▸ DIRECTIVE: Filter the lines below, copying only those with the string "frac".
..........
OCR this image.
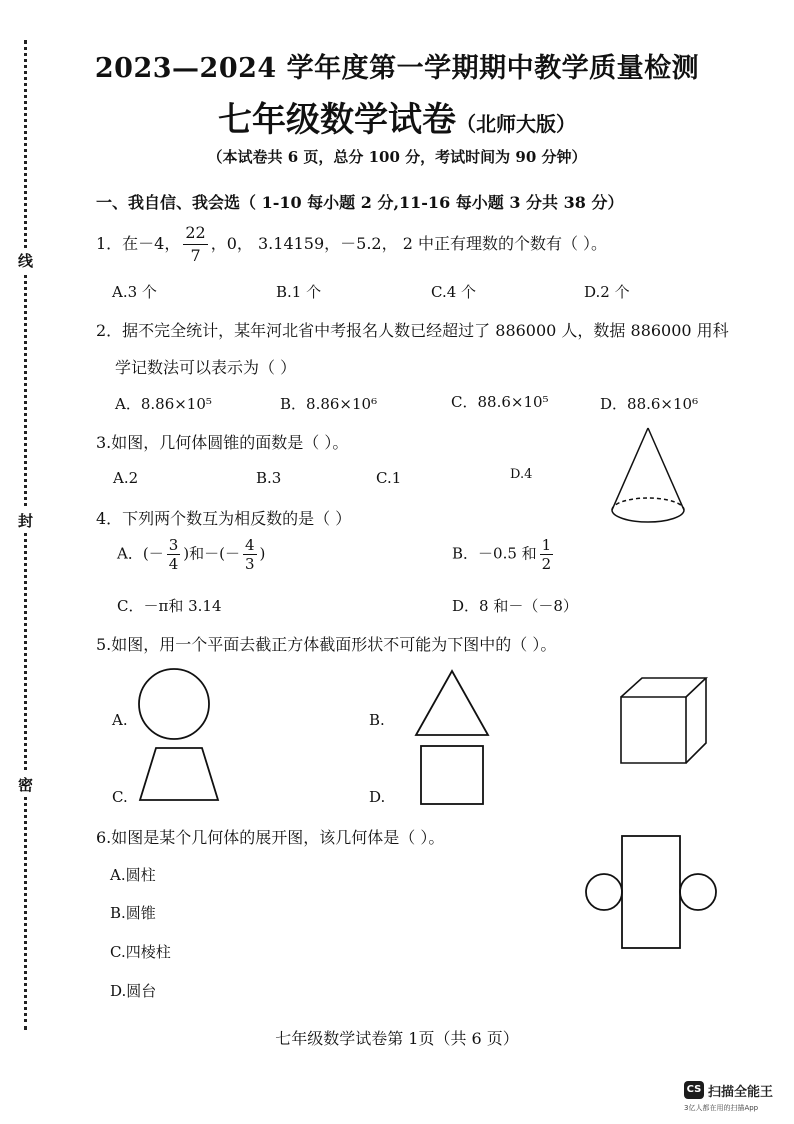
线
封
密
2023—2024 学年度第一学期期中教学质量检测
七年级数学试卷（北师大版）
（本试卷共 6 页，总分 100 分，考试时间为 90 分钟）
一、我自信、我会选（ 1-10 每小题 2 分,11-16 每小题 3 分共 38 分）
1．在－4， $\frac{22}{7}$ ，0， 3.14159，－5.2， 2 中正有理数的个数有（ ）。
A.3 个	B.1 个	C.4 个	D.2 个
2．据不完全统计，某年河北省中考报名人数已经超过了 886000 人，数据 886000 用科
学记数法可以表示为（ ）
A．8.86×10⁵	B．8.86×10⁶	C．88.6×10⁵	D．88.6×10⁶
3.如图，几何体圆锥的面数是（ ）。
A.2	B.3	C.1	D.4
4．下列两个数互为相反数的是（ ）
A．(－ $\frac{3}{4}$ )和－(－ $\frac{4}{3}$ )	B．－0.5 和 $\frac{1}{2}$
C．－π和 3.14	D．8 和－（－8）
5.如图，用一个平面去截正方体截面形状不可能为下图中的（ ）。
A.	B.
C.	D.
6.如图是某个几何体的展开图，该几何体是（ ）。
A.圆柱
B.圆锥
C.四棱柱
D.圆台
七年级数学试卷第 1页（共 6 页）
CS 扫描全能王
3亿人都在用的扫描App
..........
▸ TASK OUTPUT:
1．在－4， $\frac{22}{7}$ ，0， 3.14159，－5.2， 2 中正有理数的个数有（ ）。
A．(－ $\frac{3}{4}$ )和－(－ $\frac{4}{3}$ )	B．－0.5 和 $\frac{1}{2}$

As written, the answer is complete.